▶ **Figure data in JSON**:

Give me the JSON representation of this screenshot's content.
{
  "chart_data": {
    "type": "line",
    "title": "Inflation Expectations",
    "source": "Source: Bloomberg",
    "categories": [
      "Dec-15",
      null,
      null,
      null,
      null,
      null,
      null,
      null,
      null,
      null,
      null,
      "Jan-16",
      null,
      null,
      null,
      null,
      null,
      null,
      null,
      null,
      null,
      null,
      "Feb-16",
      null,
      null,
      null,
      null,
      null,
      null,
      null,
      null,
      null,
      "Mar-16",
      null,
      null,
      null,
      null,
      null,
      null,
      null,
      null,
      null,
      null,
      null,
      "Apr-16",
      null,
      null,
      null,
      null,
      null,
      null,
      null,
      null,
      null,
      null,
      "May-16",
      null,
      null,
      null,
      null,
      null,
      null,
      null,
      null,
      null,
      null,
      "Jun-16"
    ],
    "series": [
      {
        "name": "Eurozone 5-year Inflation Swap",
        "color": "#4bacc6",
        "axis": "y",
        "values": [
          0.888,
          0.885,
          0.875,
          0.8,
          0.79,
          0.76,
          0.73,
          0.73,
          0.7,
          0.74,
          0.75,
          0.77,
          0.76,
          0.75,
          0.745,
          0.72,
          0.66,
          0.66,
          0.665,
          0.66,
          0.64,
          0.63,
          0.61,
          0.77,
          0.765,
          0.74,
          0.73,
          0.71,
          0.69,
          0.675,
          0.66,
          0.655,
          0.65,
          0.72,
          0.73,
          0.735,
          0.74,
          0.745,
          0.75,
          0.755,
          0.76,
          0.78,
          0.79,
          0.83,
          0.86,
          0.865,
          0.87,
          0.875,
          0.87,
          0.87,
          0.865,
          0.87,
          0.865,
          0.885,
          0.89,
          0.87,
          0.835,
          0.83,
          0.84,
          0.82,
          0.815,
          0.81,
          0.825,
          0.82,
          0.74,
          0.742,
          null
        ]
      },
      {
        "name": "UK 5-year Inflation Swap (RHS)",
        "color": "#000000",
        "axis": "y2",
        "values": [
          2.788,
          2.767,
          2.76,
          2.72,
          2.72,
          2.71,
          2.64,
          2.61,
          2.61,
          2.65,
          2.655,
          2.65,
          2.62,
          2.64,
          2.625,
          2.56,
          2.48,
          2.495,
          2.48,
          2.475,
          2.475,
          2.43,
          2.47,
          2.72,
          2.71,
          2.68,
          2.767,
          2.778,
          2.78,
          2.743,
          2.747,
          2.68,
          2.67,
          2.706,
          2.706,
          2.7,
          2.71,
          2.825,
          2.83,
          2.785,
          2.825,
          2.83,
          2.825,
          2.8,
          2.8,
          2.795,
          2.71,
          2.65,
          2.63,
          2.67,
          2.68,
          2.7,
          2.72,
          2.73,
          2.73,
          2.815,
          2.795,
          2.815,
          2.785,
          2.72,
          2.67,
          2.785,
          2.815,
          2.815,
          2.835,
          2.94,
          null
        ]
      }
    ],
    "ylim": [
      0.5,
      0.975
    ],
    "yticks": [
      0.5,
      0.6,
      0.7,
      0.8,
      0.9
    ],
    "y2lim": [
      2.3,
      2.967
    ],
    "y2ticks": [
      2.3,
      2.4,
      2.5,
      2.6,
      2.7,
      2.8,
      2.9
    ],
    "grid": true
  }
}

▶ **PROBLEM DETAILS**:
Please output the entire listing exactly as it stands.

▶ **ANSWER TO THE PROBLEM**:
Give me the JSON representation of this screenshot's content.
{
  "chart_data": {
    "type": "line",
    "title": "Inflation Expectations",
    "source": "Source: Bloomberg",
    "categories": [
      "Dec-15",
      null,
      null,
      null,
      null,
      null,
      null,
      null,
      null,
      null,
      null,
      "Jan-16",
      null,
      null,
      null,
      null,
      null,
      null,
      null,
      null,
      null,
      null,
      "Feb-16",
      null,
      null,
      null,
      null,
      null,
      null,
      null,
      null,
      null,
      "Mar-16",
      null,
      null,
      null,
      null,
      null,
      null,
      null,
      null,
      null,
      null,
      null,
      "Apr-16",
      null,
      null,
      null,
      null,
      null,
      null,
      null,
      null,
      null,
      null,
      "May-16",
      null,
      null,
      null,
      null,
      null,
      null,
      null,
      null,
      null,
      null,
      "Jun-16"
    ],
    "series": [
      {
        "name": "Eurozone 5-year Inflation Swap",
        "color": "#4bacc6",
        "axis": "y",
        "values": [
          0.888,
          0.885,
          0.875,
          0.8,
          0.79,
          0.76,
          0.73,
          0.73,
          0.7,
          0.74,
          0.75,
          0.77,
          0.76,
          0.75,
          0.745,
          0.72,
          0.66,
          0.66,
          0.665,
          0.66,
          0.64,
          0.63,
          0.61,
          0.77,
          0.765,
          0.74,
          0.73,
          0.71,
          0.69,
          0.675,
          0.66,
          0.655,
          0.65,
          0.72,
          0.73,
          0.735,
          0.74,
          0.745,
          0.75,
          0.755,
          0.76,
          0.78,
          0.79,
          0.83,
          0.86,
          0.865,
          0.87,
          0.875,
          0.87,
          0.87,
          0.865,
          0.87,
          0.865,
          0.885,
          0.89,
          0.87,
          0.835,
          0.83,
          0.84,
          0.82,
          0.815,
          0.81,
          0.825,
          0.82,
          0.74,
          0.742,
          null
        ]
      },
      {
        "name": "UK 5-year Inflation Swap (RHS)",
        "color": "#000000",
        "axis": "y2",
        "values": [
          2.788,
          2.767,
          2.76,
          2.72,
          2.72,
          2.71,
          2.64,
          2.61,
          2.61,
          2.65,
          2.655,
          2.65,
          2.62,
          2.64,
          2.625,
          2.56,
          2.48,
          2.495,
          2.48,
          2.475,
          2.475,
          2.43,
          2.47,
          2.72,
          2.71,
          2.68,
          2.767,
          2.778,
          2.78,
          2.743,
          2.747,
          2.68,
          2.67,
          2.706,
          2.706,
          2.7,
          2.71,
          2.825,
          2.83,
          2.785,
          2.825,
          2.83,
          2.825,
          2.8,
          2.8,
          2.795,
          2.71,
          2.65,
          2.63,
          2.67,
          2.68,
          2.7,
          2.72,
          2.73,
          2.73,
          2.815,
          2.795,
          2.815,
          2.785,
          2.72,
          2.67,
          2.785,
          2.815,
          2.815,
          2.835,
          2.94,
          null
        ]
      }
    ],
    "ylim": [
      0.5,
      0.975
    ],
    "yticks": [
      0.5,
      0.6,
      0.7,
      0.8,
      0.9
    ],
    "y2lim": [
      2.3,
      2.967
    ],
    "y2ticks": [
      2.3,
      2.4,
      2.5,
      2.6,
      2.7,
      2.8,
      2.9
    ],
    "grid": true
  }
}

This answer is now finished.